Problem details: Check every line in the records below for the word "Actions" and report how many have it, nothing more.

⟨

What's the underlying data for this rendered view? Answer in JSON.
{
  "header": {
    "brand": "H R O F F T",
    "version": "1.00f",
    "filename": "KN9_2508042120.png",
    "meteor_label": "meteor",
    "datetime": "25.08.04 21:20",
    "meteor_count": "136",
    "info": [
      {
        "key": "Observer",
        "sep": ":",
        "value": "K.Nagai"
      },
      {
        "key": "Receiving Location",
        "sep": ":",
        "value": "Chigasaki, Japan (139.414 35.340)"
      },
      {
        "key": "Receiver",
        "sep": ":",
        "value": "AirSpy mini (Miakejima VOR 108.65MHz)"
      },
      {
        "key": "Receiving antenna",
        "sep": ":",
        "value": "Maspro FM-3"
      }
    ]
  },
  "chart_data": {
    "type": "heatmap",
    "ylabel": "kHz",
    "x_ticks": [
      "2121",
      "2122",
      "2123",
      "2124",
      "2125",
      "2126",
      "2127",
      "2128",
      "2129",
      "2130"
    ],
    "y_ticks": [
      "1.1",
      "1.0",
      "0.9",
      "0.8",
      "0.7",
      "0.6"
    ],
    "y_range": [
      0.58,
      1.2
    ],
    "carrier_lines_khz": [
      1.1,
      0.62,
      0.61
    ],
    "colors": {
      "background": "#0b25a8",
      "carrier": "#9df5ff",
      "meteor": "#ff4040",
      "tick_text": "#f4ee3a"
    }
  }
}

⟩
⟨

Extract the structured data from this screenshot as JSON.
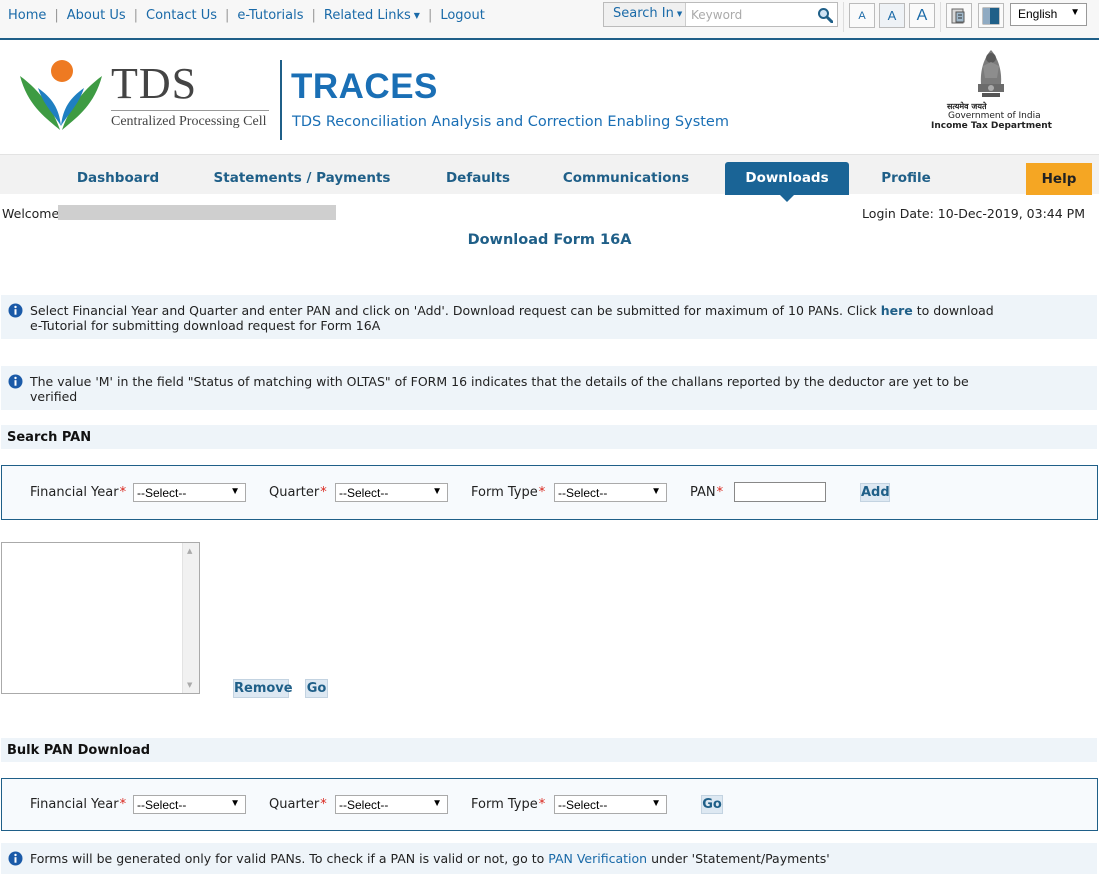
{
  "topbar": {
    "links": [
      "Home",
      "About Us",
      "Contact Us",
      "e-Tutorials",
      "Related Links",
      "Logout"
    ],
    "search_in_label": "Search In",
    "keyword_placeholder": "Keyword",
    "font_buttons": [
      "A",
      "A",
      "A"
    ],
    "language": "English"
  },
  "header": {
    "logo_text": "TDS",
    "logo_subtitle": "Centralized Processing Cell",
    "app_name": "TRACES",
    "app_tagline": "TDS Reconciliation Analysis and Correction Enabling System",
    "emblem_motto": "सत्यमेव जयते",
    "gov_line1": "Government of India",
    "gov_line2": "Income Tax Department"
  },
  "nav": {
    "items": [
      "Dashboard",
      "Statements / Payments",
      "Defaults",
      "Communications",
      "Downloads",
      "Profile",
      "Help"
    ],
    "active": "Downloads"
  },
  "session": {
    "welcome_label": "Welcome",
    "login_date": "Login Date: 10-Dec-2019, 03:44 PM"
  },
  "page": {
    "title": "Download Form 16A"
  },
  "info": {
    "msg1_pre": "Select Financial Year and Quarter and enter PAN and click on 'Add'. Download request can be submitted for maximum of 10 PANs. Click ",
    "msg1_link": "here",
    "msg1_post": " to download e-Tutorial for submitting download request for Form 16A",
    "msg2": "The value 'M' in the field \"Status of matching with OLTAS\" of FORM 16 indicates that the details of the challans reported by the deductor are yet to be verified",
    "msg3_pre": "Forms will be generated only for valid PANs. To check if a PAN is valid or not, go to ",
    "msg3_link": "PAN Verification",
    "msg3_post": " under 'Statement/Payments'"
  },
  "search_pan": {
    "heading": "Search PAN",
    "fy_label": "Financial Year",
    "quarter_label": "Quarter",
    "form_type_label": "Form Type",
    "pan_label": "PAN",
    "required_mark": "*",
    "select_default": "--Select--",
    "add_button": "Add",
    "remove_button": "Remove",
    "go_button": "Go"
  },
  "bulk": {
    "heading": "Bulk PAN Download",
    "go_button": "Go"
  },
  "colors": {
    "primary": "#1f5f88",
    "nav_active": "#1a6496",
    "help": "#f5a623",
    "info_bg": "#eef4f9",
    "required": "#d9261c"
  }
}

⟩
⟨

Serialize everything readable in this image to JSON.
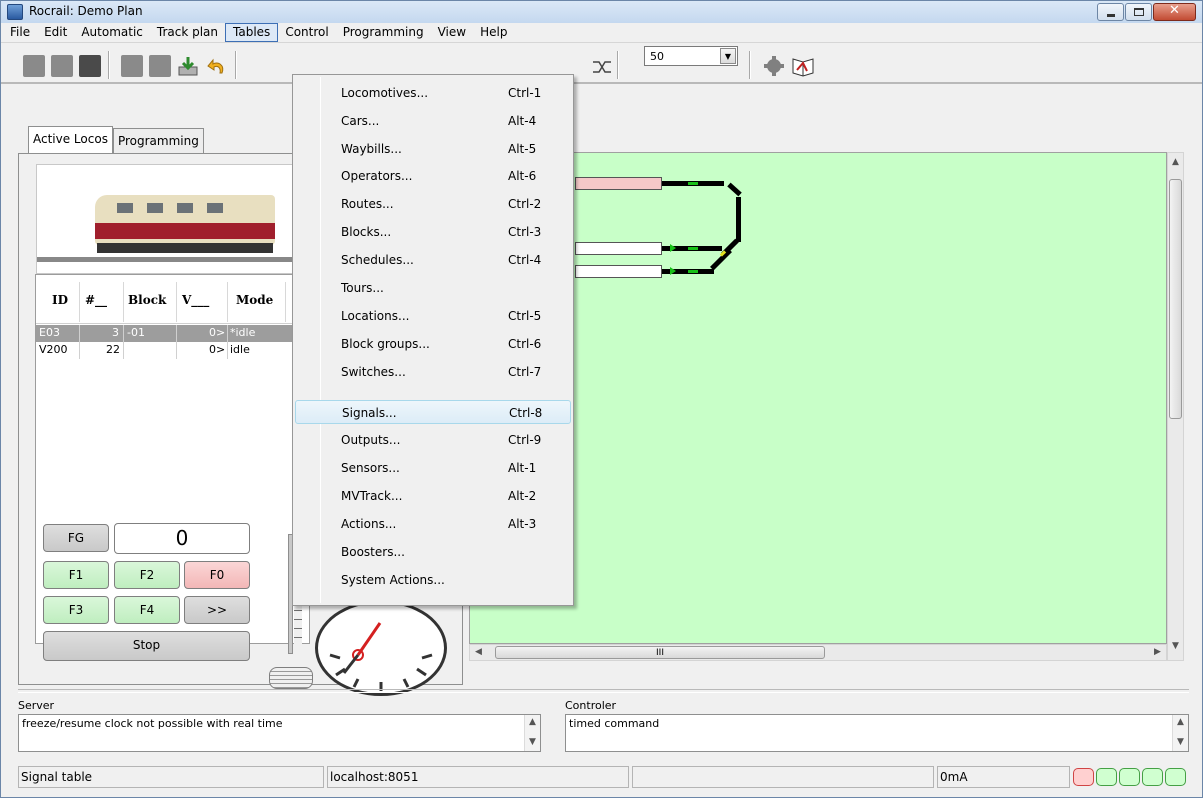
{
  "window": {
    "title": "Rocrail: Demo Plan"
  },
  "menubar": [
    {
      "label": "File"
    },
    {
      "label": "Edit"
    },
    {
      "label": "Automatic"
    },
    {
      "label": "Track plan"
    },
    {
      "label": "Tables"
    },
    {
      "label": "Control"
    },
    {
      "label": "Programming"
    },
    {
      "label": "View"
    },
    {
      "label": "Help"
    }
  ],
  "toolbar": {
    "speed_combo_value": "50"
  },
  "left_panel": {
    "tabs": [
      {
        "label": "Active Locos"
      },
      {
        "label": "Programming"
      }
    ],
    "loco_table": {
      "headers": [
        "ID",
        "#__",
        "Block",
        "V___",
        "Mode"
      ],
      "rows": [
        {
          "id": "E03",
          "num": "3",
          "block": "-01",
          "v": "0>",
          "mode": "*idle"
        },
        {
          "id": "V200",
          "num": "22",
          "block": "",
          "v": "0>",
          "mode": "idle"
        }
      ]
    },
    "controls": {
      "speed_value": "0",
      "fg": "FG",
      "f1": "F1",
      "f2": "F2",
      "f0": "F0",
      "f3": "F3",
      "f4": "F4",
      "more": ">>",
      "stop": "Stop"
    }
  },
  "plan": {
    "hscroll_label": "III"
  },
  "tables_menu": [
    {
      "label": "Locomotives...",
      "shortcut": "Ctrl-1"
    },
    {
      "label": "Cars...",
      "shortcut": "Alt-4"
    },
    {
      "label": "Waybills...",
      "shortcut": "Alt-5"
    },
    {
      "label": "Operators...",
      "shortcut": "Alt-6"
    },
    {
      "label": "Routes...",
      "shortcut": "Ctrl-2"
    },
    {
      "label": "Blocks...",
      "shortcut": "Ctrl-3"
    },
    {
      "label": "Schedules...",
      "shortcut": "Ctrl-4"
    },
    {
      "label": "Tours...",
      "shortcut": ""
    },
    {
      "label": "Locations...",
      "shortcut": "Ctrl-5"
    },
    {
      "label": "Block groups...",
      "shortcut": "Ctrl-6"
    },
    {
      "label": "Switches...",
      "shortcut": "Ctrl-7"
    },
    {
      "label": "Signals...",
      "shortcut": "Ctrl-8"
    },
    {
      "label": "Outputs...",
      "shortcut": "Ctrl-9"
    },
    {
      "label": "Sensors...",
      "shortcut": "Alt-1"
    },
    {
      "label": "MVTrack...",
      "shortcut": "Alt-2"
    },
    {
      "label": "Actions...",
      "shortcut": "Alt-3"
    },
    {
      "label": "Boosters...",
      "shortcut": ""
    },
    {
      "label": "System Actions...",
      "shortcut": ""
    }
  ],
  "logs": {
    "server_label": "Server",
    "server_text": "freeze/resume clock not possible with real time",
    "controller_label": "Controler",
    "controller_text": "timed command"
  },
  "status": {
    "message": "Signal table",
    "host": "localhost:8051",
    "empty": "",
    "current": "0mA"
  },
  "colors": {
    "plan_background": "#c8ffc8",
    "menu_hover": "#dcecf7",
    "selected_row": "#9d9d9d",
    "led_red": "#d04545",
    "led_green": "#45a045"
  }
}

⟩

Answer to this problem: 2